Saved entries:
-*-

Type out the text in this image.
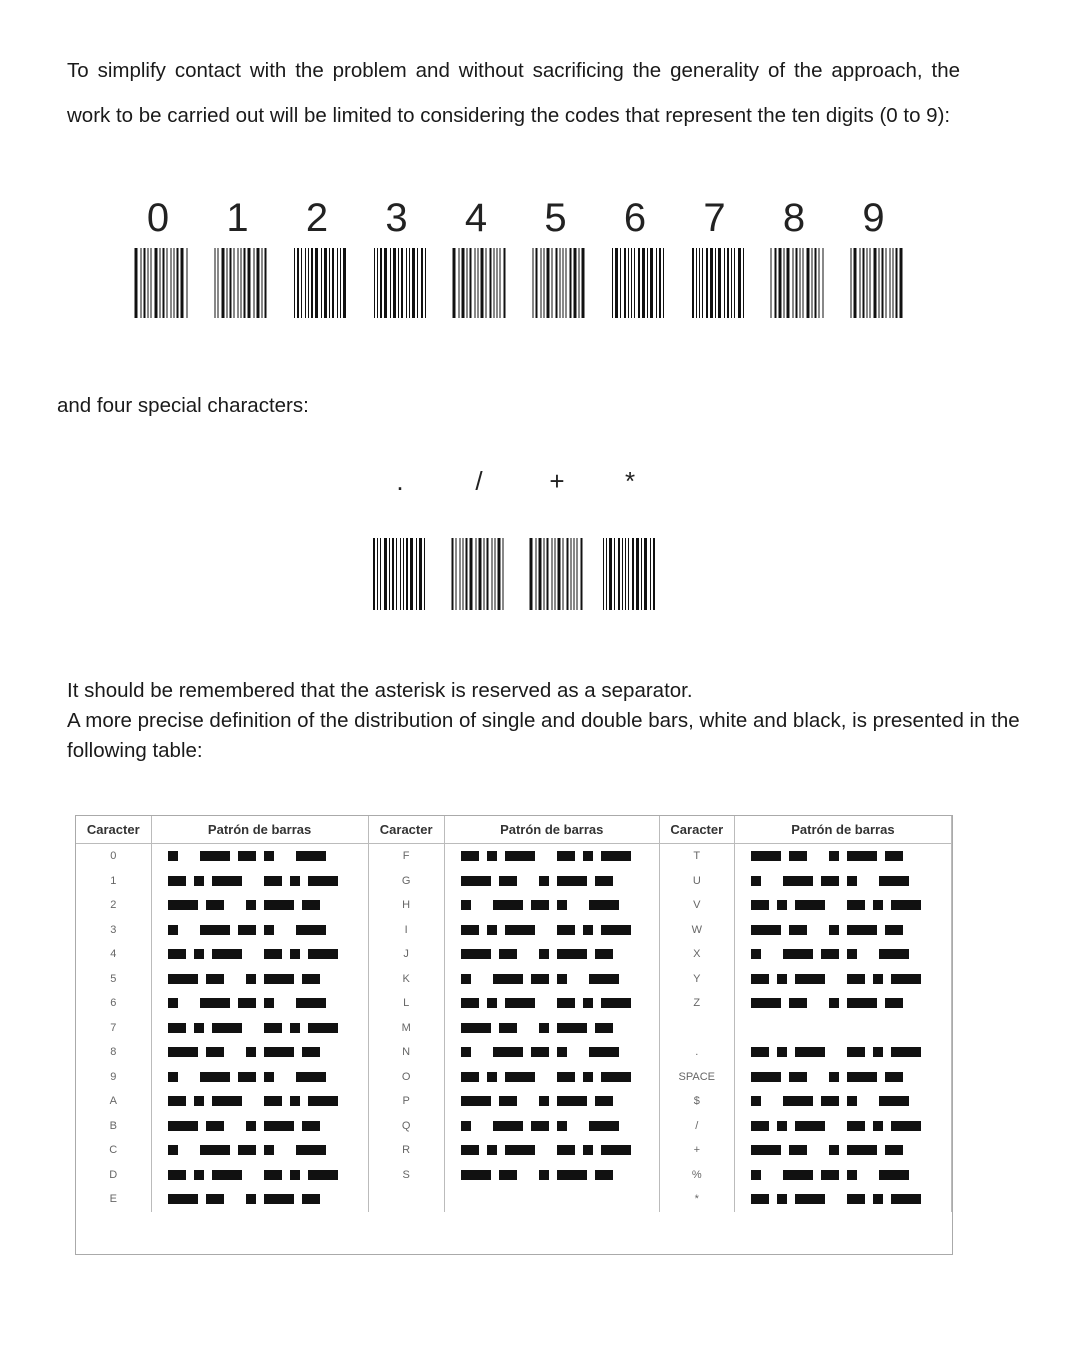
To simplify contact with the problem and without sacrificing the generality of the approach, the work to be carried out will be limited to considering the codes that represent the ten digits (0 to 9):

0 1 2 3 4 5 6 7 8 9

and four special characters:

.	/	+ *
It should be remembered that the asterisk is reserved as a separator.
A more precise definition of the distribution of single and double bars, white and black, is presented in the following table:
Caracter	Patrón de barras	Caracter	Patrón de barras	Caracter	Patrón de barras
0		F		T	
1		G		U	
2		H		V	
3		I		W	
4		J		X	
5		K		Y	
6		L		Z	
7		M			
8		N		.	
9		O		SPACE	
A		P		$	
B		Q		/	
C		R		+	
D		S		%	
E				*	
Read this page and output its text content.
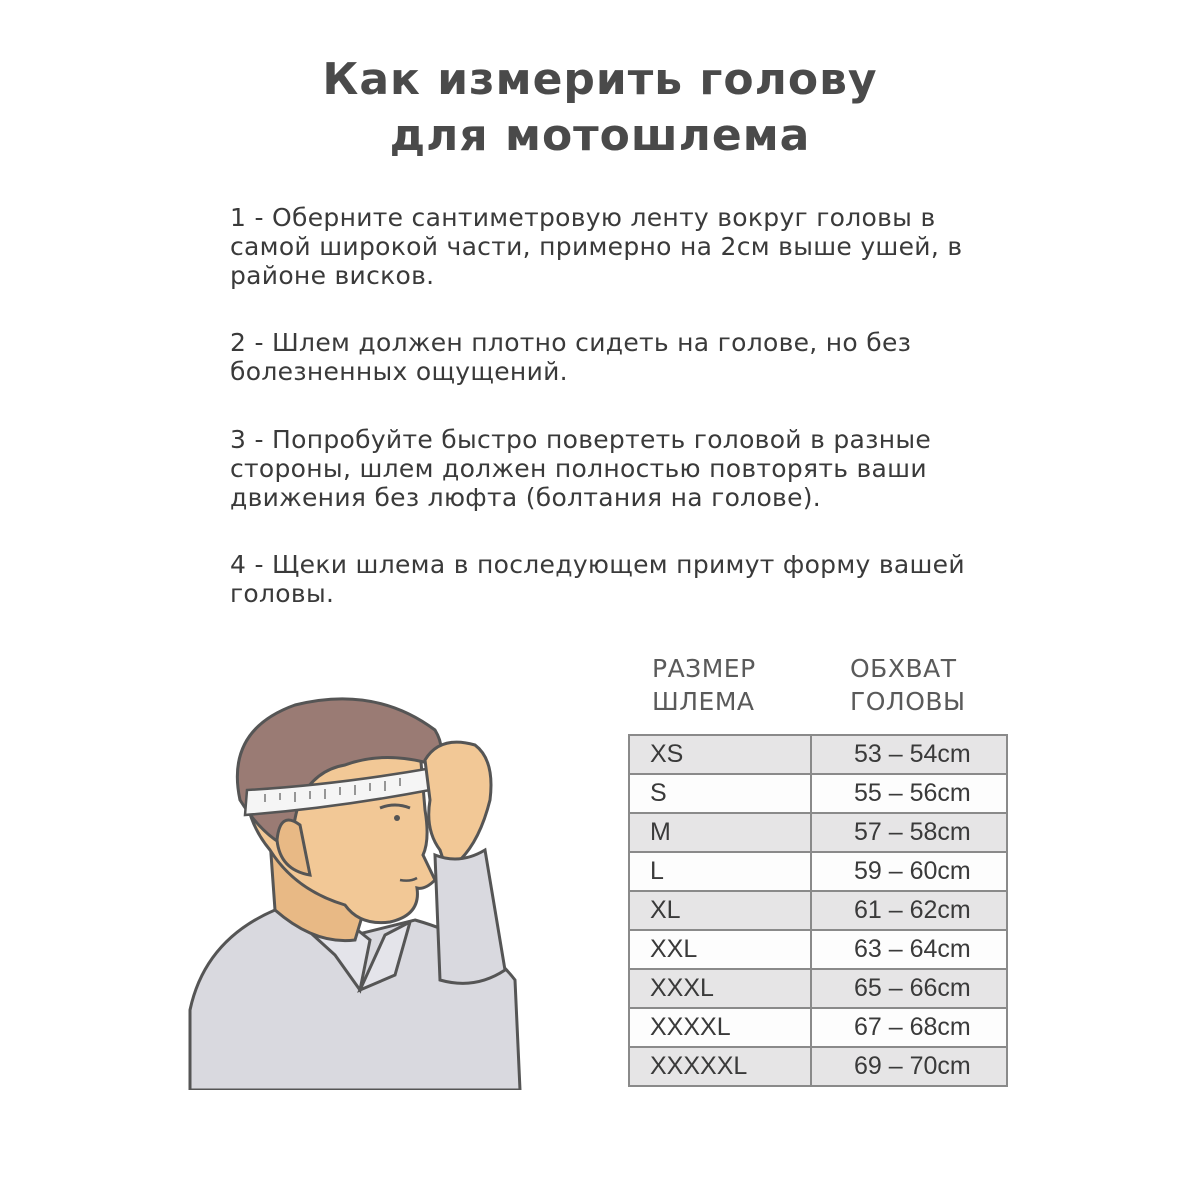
Как измерить голову
для мотошлема

1 - Оберните сантиметровую ленту вокруг головы в самой широкой части, примерно на 2см выше ушей, в районе висков.

2 - Шлем должен плотно сидеть на голове, но без болезненных ощущений.

3 - Попробуйте быстро повертеть головой в разные стороны, шлем должен полностью повторять ваши движения без люфта (болтания на голове).

4 - Щеки шлема в последующем примут форму вашей головы.

РАЗМЕР
ШЛЕМА
ОБХВАТ
ГОЛОВЫ
XS	53 – 54cm
S	55 – 56cm
M	57 – 58cm
L	59 – 60cm
XL	61 – 62cm
XXL	63 – 64cm
XXXL	65 – 66cm
XXXXL	67 – 68cm
XXXXXL	69 – 70cm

-*-

**Exercise objective**: Can you retype every record above exactly, leaving out the pictures?

**Exercise answer**:
Type out the text in this image.
To simplify contact with the problem and without sacrificing the generality of the approach, the work to be carried out will be limited to considering the codes that represent the ten digits (0 to 9):

0 1 2 3 4 5 6 7 8 9

and four special characters:

.	/	+ *
It should be remembered that the asterisk is reserved as a separator.
A more precise definition of the distribution of single and double bars, white and black, is presented in the following table:
Caracter	Patrón de barras	Caracter	Patrón de barras	Caracter	Patrón de barras
0		F		T	
1		G		U	
2		H		V	
3		I		W	
4		J		X	
5		K		Y	
6		L		Z	
7		M			
8		N		.	
9		O		SPACE	
A		P		$	
B		Q		/	
C		R		+	
D		S		%	
E				*	
Read this page and output its text content.
Как измерить голову
для мотошлема

1 - Оберните сантиметровую ленту вокруг головы в самой широкой части, примерно на 2см выше ушей, в районе висков.

2 - Шлем должен плотно сидеть на голове, но без болезненных ощущений.

3 - Попробуйте быстро повертеть головой в разные стороны, шлем должен полностью повторять ваши движения без люфта (болтания на голове).

4 - Щеки шлема в последующем примут форму вашей головы.

РАЗМЕР
ШЛЕМА
ОБХВАТ
ГОЛОВЫ
XS	53 – 54cm
S	55 – 56cm
M	57 – 58cm
L	59 – 60cm
XL	61 – 62cm
XXL	63 – 64cm
XXXL	65 – 66cm
XXXXL	67 – 68cm
XXXXXL	69 – 70cm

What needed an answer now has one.